* [What is required]: Reproduce the material word for word; the images stay out.

═══ Task material ═══

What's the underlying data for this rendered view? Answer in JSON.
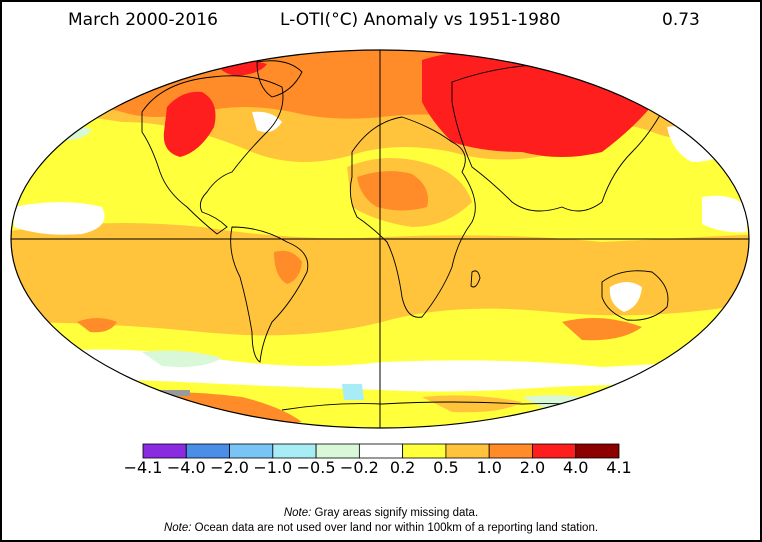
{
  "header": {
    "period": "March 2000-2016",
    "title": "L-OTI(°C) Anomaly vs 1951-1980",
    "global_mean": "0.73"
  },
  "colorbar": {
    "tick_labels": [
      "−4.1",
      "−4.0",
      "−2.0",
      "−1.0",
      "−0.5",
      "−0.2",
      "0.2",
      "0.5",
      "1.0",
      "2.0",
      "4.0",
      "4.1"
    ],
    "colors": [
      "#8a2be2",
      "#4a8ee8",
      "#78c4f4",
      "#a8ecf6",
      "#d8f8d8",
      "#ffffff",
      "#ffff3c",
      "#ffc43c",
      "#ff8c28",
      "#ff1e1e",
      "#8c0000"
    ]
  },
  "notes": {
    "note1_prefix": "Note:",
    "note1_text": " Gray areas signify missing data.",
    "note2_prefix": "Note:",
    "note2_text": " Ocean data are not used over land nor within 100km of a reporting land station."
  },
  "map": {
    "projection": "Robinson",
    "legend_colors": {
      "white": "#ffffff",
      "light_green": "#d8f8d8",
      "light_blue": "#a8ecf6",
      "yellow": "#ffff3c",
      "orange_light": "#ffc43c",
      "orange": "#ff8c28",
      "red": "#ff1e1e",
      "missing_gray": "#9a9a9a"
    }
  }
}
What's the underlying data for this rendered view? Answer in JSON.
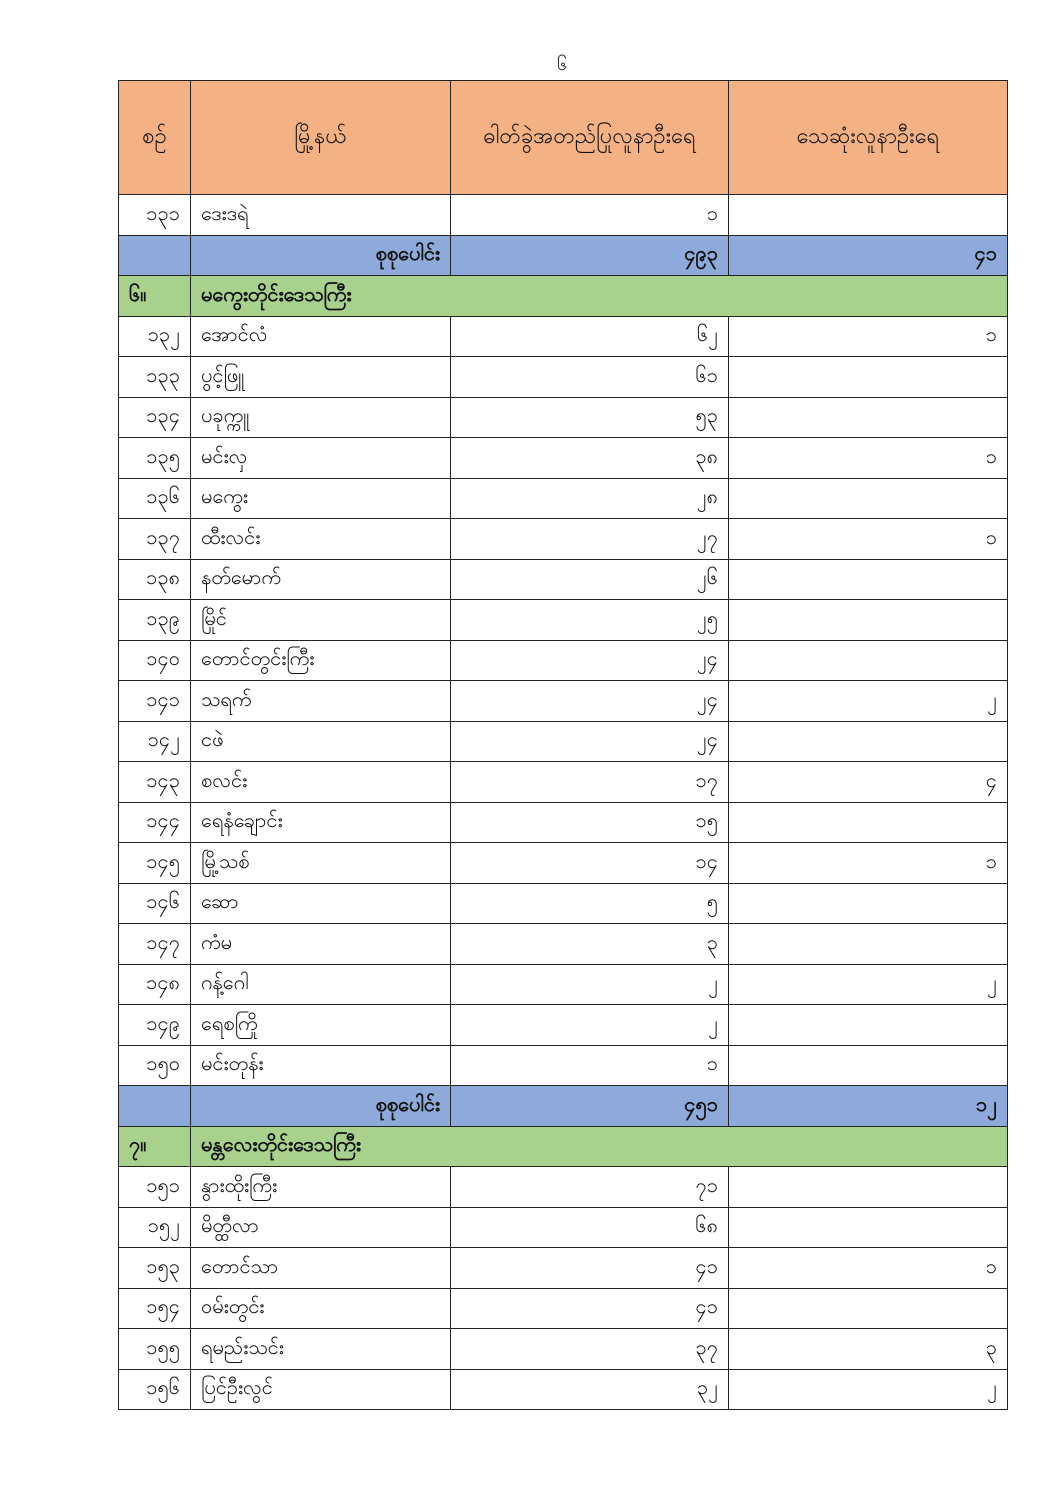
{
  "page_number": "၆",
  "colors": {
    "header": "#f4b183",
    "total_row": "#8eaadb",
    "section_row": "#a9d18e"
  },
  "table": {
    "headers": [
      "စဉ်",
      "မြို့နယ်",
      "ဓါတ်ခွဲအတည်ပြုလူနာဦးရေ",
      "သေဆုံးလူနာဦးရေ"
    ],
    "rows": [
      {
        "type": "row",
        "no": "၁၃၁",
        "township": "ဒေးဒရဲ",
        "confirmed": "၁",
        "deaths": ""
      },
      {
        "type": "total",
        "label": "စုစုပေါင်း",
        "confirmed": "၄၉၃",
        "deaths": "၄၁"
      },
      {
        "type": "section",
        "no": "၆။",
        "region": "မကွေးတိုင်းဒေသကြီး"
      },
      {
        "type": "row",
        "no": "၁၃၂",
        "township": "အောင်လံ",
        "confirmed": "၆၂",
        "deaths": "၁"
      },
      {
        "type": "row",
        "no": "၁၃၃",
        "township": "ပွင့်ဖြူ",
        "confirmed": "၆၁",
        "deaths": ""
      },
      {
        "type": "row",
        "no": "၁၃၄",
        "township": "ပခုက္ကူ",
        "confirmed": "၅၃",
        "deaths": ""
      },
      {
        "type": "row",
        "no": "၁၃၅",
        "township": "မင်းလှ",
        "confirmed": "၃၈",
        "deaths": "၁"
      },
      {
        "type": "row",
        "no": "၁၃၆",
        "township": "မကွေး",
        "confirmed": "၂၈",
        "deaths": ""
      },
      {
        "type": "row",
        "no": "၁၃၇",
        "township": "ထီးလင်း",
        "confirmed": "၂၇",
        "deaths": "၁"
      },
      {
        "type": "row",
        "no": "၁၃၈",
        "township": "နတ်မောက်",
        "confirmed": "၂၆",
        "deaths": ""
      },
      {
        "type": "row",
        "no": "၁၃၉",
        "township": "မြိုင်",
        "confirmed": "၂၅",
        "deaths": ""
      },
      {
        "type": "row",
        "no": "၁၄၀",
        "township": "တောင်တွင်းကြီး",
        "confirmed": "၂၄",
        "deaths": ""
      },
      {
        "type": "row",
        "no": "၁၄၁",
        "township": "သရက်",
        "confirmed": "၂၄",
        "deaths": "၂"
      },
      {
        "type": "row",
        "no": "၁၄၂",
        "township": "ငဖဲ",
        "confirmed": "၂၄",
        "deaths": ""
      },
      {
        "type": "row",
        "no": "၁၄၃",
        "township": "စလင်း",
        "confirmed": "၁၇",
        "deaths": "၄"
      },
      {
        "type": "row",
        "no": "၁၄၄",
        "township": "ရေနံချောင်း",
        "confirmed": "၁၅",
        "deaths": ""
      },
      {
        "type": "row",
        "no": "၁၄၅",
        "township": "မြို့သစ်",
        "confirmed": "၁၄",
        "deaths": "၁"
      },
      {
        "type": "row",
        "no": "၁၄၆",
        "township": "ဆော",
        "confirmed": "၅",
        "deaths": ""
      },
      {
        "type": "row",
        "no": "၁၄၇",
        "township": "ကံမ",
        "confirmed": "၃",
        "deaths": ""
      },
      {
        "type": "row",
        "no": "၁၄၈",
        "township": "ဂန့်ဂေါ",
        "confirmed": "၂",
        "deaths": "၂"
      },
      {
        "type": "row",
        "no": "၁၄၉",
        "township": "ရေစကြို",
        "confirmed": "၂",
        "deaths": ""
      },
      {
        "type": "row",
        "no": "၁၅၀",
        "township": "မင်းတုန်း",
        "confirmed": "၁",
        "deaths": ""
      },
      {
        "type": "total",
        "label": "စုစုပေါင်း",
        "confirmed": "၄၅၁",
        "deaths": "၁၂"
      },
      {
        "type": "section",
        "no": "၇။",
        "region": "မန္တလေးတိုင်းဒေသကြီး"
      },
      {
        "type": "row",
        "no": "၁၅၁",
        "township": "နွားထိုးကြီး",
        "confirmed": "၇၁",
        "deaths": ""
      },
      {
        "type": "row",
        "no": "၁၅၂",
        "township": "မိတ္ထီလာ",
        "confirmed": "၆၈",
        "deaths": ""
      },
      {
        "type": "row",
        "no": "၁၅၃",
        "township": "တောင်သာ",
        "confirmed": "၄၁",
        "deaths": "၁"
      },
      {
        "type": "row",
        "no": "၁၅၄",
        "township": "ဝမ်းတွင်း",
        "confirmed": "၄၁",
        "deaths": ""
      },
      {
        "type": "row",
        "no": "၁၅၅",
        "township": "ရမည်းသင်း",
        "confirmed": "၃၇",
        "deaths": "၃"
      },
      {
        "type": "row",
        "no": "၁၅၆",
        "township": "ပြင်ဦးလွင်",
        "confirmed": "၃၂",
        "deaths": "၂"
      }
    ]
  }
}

═══

* [Task response]:
What's the underlying data for this rendered view? Answer in JSON.
{
  "header": {
    "period": "March 2000-2016",
    "title": "L-OTI(°C) Anomaly vs 1951-1980",
    "global_mean": "0.73"
  },
  "colorbar": {
    "tick_labels": [
      "−4.1",
      "−4.0",
      "−2.0",
      "−1.0",
      "−0.5",
      "−0.2",
      "0.2",
      "0.5",
      "1.0",
      "2.0",
      "4.0",
      "4.1"
    ],
    "colors": [
      "#8a2be2",
      "#4a8ee8",
      "#78c4f4",
      "#a8ecf6",
      "#d8f8d8",
      "#ffffff",
      "#ffff3c",
      "#ffc43c",
      "#ff8c28",
      "#ff1e1e",
      "#8c0000"
    ]
  },
  "notes": {
    "note1_prefix": "Note:",
    "note1_text": " Gray areas signify missing data.",
    "note2_prefix": "Note:",
    "note2_text": " Ocean data are not used over land nor within 100km of a reporting land station."
  },
  "map": {
    "projection": "Robinson",
    "legend_colors": {
      "white": "#ffffff",
      "light_green": "#d8f8d8",
      "light_blue": "#a8ecf6",
      "yellow": "#ffff3c",
      "orange_light": "#ffc43c",
      "orange": "#ff8c28",
      "red": "#ff1e1e",
      "missing_gray": "#9a9a9a"
    }
  }
}
What's the underlying data for this rendered view? Answer in JSON.
{
  "page_number": "၆",
  "colors": {
    "header": "#f4b183",
    "total_row": "#8eaadb",
    "section_row": "#a9d18e"
  },
  "table": {
    "headers": [
      "စဉ်",
      "မြို့နယ်",
      "ဓါတ်ခွဲအတည်ပြုလူနာဦးရေ",
      "သေဆုံးလူနာဦးရေ"
    ],
    "rows": [
      {
        "type": "row",
        "no": "၁၃၁",
        "township": "ဒေးဒရဲ",
        "confirmed": "၁",
        "deaths": ""
      },
      {
        "type": "total",
        "label": "စုစုပေါင်း",
        "confirmed": "၄၉၃",
        "deaths": "၄၁"
      },
      {
        "type": "section",
        "no": "၆။",
        "region": "မကွေးတိုင်းဒေသကြီး"
      },
      {
        "type": "row",
        "no": "၁၃၂",
        "township": "အောင်လံ",
        "confirmed": "၆၂",
        "deaths": "၁"
      },
      {
        "type": "row",
        "no": "၁၃၃",
        "township": "ပွင့်ဖြူ",
        "confirmed": "၆၁",
        "deaths": ""
      },
      {
        "type": "row",
        "no": "၁၃၄",
        "township": "ပခုက္ကူ",
        "confirmed": "၅၃",
        "deaths": ""
      },
      {
        "type": "row",
        "no": "၁၃၅",
        "township": "မင်းလှ",
        "confirmed": "၃၈",
        "deaths": "၁"
      },
      {
        "type": "row",
        "no": "၁၃၆",
        "township": "မကွေး",
        "confirmed": "၂၈",
        "deaths": ""
      },
      {
        "type": "row",
        "no": "၁၃၇",
        "township": "ထီးလင်း",
        "confirmed": "၂၇",
        "deaths": "၁"
      },
      {
        "type": "row",
        "no": "၁၃၈",
        "township": "နတ်မောက်",
        "confirmed": "၂၆",
        "deaths": ""
      },
      {
        "type": "row",
        "no": "၁၃၉",
        "township": "မြိုင်",
        "confirmed": "၂၅",
        "deaths": ""
      },
      {
        "type": "row",
        "no": "၁၄၀",
        "township": "တောင်တွင်းကြီး",
        "confirmed": "၂၄",
        "deaths": ""
      },
      {
        "type": "row",
        "no": "၁၄၁",
        "township": "သရက်",
        "confirmed": "၂၄",
        "deaths": "၂"
      },
      {
        "type": "row",
        "no": "၁၄၂",
        "township": "ငဖဲ",
        "confirmed": "၂၄",
        "deaths": ""
      },
      {
        "type": "row",
        "no": "၁၄၃",
        "township": "စလင်း",
        "confirmed": "၁၇",
        "deaths": "၄"
      },
      {
        "type": "row",
        "no": "၁၄၄",
        "township": "ရေနံချောင်း",
        "confirmed": "၁၅",
        "deaths": ""
      },
      {
        "type": "row",
        "no": "၁၄၅",
        "township": "မြို့သစ်",
        "confirmed": "၁၄",
        "deaths": "၁"
      },
      {
        "type": "row",
        "no": "၁၄၆",
        "township": "ဆော",
        "confirmed": "၅",
        "deaths": ""
      },
      {
        "type": "row",
        "no": "၁၄၇",
        "township": "ကံမ",
        "confirmed": "၃",
        "deaths": ""
      },
      {
        "type": "row",
        "no": "၁၄၈",
        "township": "ဂန့်ဂေါ",
        "confirmed": "၂",
        "deaths": "၂"
      },
      {
        "type": "row",
        "no": "၁၄၉",
        "township": "ရေစကြို",
        "confirmed": "၂",
        "deaths": ""
      },
      {
        "type": "row",
        "no": "၁၅၀",
        "township": "မင်းတုန်း",
        "confirmed": "၁",
        "deaths": ""
      },
      {
        "type": "total",
        "label": "စုစုပေါင်း",
        "confirmed": "၄၅၁",
        "deaths": "၁၂"
      },
      {
        "type": "section",
        "no": "၇။",
        "region": "မန္တလေးတိုင်းဒေသကြီး"
      },
      {
        "type": "row",
        "no": "၁၅၁",
        "township": "နွားထိုးကြီး",
        "confirmed": "၇၁",
        "deaths": ""
      },
      {
        "type": "row",
        "no": "၁၅၂",
        "township": "မိတ္ထီလာ",
        "confirmed": "၆၈",
        "deaths": ""
      },
      {
        "type": "row",
        "no": "၁၅၃",
        "township": "တောင်သာ",
        "confirmed": "၄၁",
        "deaths": "၁"
      },
      {
        "type": "row",
        "no": "၁၅၄",
        "township": "ဝမ်းတွင်း",
        "confirmed": "၄၁",
        "deaths": ""
      },
      {
        "type": "row",
        "no": "၁၅၅",
        "township": "ရမည်းသင်း",
        "confirmed": "၃၇",
        "deaths": "၃"
      },
      {
        "type": "row",
        "no": "၁၅၆",
        "township": "ပြင်ဦးလွင်",
        "confirmed": "၃၂",
        "deaths": "၂"
      }
    ]
  }
}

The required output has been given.